• [RECORD SET]:
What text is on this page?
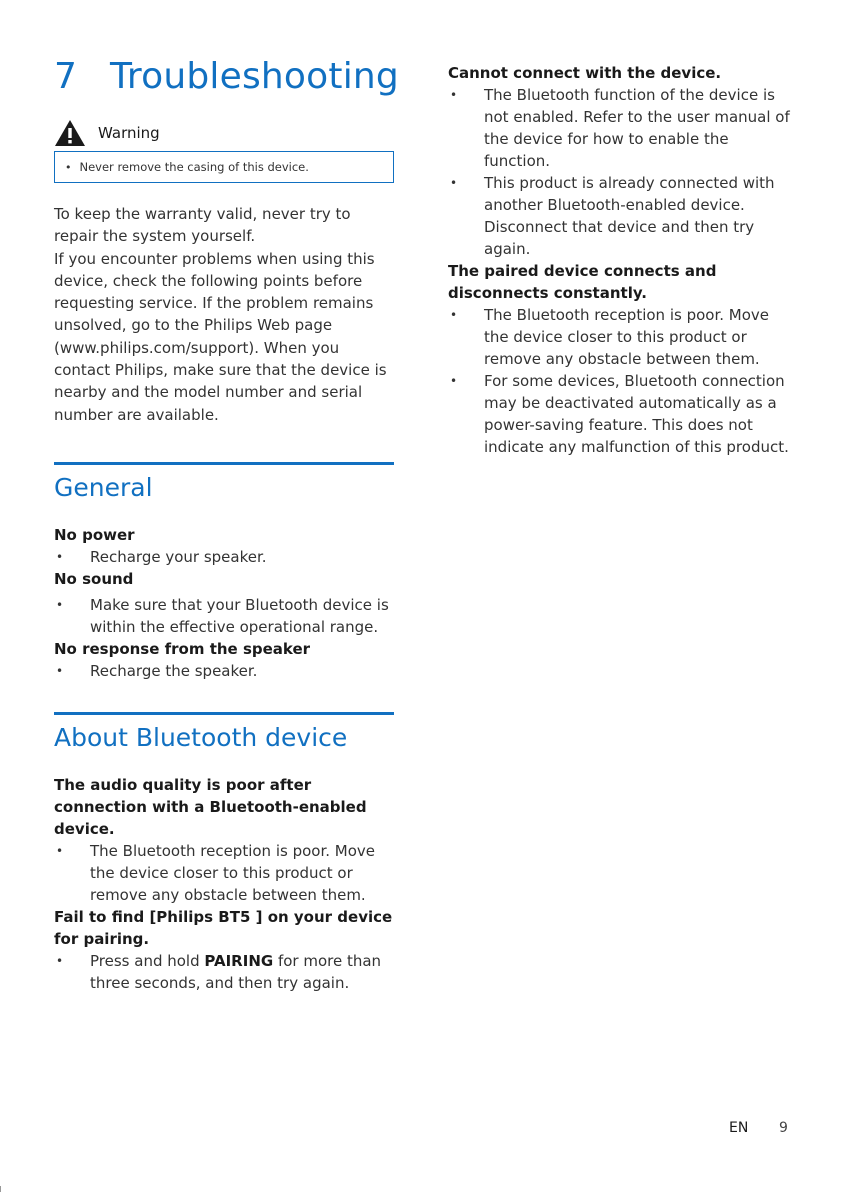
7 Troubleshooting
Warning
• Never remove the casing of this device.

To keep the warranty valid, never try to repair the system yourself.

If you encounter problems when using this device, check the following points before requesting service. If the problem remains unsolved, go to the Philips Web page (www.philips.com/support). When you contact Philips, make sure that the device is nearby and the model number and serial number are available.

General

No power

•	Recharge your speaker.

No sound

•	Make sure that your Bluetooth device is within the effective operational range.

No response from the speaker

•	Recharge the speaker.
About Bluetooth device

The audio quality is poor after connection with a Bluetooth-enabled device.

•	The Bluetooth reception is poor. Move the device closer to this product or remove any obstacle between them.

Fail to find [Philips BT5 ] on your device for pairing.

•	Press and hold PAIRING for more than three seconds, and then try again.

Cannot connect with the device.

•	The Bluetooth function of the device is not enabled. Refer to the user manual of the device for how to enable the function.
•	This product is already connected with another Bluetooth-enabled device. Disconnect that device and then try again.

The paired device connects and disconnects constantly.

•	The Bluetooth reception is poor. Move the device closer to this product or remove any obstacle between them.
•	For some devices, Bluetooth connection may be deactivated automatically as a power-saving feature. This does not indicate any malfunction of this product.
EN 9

==

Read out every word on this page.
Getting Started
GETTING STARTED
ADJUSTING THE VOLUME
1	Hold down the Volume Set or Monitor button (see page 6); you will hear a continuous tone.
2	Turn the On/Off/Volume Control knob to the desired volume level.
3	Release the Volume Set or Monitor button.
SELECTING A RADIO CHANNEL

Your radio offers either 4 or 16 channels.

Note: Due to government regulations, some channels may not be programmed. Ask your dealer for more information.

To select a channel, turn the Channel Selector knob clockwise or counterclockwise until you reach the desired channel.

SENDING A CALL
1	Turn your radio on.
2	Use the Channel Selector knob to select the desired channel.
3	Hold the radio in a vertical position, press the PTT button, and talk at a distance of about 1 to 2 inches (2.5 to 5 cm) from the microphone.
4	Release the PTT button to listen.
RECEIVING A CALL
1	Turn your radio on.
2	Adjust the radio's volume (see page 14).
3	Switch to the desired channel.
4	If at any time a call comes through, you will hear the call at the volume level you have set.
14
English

---

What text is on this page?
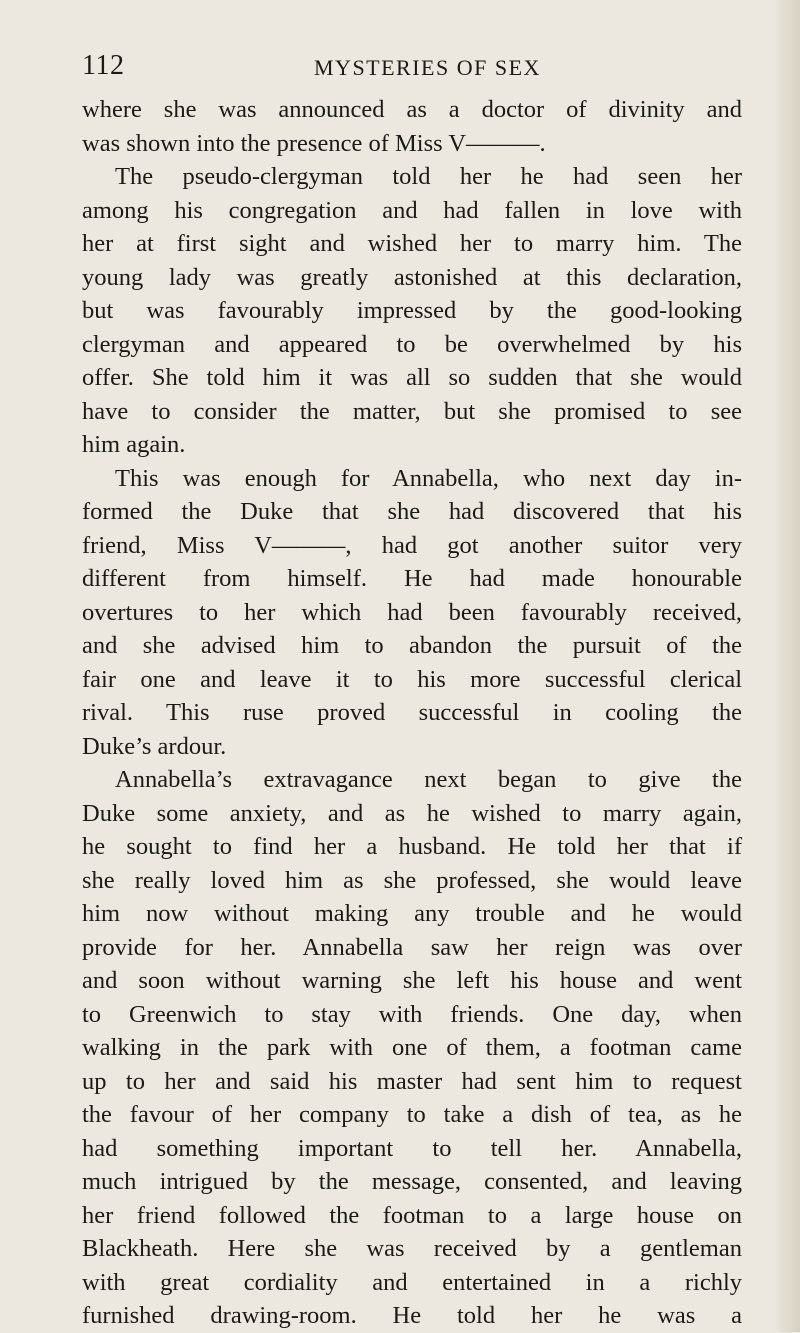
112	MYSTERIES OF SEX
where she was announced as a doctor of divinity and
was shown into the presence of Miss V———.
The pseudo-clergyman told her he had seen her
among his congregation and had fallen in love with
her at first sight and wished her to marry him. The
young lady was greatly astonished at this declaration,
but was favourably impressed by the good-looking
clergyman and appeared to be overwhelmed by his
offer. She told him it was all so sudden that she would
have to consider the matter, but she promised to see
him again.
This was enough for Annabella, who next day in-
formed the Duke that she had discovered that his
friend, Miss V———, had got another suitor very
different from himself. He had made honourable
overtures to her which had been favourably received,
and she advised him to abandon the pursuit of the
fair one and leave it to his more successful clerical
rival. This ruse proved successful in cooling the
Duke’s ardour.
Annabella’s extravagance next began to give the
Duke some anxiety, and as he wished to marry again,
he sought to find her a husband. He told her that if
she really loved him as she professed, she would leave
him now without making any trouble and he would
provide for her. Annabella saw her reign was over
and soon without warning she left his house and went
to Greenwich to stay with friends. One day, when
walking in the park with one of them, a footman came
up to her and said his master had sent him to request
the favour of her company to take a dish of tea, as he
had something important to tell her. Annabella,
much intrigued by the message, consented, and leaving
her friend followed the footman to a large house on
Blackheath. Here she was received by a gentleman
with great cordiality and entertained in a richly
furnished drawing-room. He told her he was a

• [TASK STATEMENT]: Show all lines above holding "connection".

• [REPLY]:
The audio quality is poor after connection with a Bluetooth-enabled device.
•	For some devices, Bluetooth connection may be deactivated automatically as a power-saving feature. This does not indicate any malfunction of this product.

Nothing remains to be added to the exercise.